→ Instructions for the task:
Look over the lines below. Report each one that includes the string "Display".

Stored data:
= = = = =
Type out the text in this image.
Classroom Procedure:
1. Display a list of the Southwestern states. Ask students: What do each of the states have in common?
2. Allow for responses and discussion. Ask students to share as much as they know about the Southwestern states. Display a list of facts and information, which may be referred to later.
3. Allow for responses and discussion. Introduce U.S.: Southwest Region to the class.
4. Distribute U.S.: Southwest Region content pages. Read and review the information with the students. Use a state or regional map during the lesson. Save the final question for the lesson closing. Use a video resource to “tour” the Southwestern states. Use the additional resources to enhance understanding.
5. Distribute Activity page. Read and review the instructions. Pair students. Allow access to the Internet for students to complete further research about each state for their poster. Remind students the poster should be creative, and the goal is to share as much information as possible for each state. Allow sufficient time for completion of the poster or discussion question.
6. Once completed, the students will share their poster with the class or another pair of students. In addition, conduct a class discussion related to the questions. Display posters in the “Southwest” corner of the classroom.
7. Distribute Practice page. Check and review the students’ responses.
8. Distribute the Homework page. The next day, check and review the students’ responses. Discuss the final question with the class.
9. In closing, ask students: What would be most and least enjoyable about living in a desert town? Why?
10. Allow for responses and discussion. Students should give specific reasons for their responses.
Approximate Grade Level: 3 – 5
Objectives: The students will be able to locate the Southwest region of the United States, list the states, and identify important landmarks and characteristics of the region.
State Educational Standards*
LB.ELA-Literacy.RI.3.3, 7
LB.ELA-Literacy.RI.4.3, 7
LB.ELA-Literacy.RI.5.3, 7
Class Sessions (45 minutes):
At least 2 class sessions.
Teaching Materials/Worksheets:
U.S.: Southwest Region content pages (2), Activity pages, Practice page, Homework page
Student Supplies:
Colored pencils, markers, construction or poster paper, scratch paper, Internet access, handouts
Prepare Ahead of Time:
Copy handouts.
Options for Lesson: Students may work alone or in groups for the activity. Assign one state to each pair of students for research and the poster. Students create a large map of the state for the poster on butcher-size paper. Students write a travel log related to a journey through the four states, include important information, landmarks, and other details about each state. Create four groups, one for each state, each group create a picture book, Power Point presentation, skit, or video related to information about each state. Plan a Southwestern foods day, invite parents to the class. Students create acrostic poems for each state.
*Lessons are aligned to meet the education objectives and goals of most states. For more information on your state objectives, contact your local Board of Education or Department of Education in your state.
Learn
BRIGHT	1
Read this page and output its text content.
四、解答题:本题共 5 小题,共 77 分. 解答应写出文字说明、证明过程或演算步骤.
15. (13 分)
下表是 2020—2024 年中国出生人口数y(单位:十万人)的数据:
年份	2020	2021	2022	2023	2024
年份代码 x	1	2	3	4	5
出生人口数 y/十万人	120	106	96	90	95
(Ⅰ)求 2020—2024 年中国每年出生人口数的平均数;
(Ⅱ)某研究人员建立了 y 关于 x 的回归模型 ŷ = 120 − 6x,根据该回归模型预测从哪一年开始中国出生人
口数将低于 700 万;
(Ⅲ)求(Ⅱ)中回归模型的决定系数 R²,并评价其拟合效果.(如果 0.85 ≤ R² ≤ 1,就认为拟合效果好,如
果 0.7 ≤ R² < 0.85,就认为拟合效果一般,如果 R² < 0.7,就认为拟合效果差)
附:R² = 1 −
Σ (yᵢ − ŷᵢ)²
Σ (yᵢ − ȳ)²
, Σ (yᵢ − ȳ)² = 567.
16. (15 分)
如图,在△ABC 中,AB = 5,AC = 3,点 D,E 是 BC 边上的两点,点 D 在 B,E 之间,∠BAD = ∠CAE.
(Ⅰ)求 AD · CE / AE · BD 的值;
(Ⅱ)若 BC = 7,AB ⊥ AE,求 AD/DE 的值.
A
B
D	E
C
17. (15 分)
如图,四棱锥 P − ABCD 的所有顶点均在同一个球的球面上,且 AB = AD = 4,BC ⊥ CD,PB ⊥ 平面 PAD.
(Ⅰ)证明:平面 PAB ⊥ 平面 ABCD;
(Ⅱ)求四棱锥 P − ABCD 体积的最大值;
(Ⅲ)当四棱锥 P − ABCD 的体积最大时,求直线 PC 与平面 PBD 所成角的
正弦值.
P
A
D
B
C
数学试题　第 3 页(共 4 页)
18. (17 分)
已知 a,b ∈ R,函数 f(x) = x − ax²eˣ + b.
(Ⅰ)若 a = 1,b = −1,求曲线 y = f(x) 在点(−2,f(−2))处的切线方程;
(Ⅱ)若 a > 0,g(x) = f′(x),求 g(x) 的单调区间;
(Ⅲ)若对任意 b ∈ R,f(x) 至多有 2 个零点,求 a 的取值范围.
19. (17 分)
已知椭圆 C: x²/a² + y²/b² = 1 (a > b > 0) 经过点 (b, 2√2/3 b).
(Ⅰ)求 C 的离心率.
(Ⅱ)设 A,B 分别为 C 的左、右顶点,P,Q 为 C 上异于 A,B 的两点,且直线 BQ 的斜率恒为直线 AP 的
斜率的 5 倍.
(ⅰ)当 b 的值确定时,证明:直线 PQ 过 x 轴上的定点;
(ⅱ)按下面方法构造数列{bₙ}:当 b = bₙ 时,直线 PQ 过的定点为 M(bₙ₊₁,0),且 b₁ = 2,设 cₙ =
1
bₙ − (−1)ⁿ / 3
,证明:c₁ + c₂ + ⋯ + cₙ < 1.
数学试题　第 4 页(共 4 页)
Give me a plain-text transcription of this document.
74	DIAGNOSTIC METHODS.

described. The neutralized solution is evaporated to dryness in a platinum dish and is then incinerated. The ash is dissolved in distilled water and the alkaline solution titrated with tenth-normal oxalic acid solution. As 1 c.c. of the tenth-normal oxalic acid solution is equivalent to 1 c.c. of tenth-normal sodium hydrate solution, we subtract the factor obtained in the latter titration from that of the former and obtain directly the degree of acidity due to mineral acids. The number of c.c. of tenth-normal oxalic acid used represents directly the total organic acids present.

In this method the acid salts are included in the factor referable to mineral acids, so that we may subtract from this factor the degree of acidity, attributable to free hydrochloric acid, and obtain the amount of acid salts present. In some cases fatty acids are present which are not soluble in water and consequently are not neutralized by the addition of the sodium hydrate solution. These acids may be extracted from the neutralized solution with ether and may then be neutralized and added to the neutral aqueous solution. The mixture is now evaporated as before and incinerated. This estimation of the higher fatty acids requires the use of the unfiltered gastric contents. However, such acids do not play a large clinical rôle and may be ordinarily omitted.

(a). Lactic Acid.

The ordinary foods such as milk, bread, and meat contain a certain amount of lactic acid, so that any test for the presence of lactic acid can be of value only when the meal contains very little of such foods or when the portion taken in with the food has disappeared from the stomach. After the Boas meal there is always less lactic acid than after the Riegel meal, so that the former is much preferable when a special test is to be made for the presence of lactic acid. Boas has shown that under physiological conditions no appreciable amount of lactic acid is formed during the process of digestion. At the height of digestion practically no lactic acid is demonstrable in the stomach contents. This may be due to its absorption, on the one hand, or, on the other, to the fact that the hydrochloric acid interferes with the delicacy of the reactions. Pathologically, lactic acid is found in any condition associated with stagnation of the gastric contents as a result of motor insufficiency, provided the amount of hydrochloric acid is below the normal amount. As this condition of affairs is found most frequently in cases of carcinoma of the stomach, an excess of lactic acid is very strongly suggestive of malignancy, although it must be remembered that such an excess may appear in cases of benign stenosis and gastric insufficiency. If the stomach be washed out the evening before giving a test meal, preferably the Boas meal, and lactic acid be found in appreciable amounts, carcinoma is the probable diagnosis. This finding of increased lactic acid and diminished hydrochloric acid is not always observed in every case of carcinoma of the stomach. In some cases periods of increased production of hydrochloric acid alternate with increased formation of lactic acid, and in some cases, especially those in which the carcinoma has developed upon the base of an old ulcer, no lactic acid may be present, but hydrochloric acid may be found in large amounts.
= = = = =
→ Complete answer:
1. Display a list of the Southwestern states. Ask students: What do each of the states have in common?
2. Allow for responses and discussion. Ask students to share as much as they know about the Southwestern states. Display a list of facts and information, which may be referred to later.
6. Once completed, the students will share their poster with the class or another pair of students. In addition, conduct a class discussion related to the questions. Display posters in the “Southwest” corner of the classroom.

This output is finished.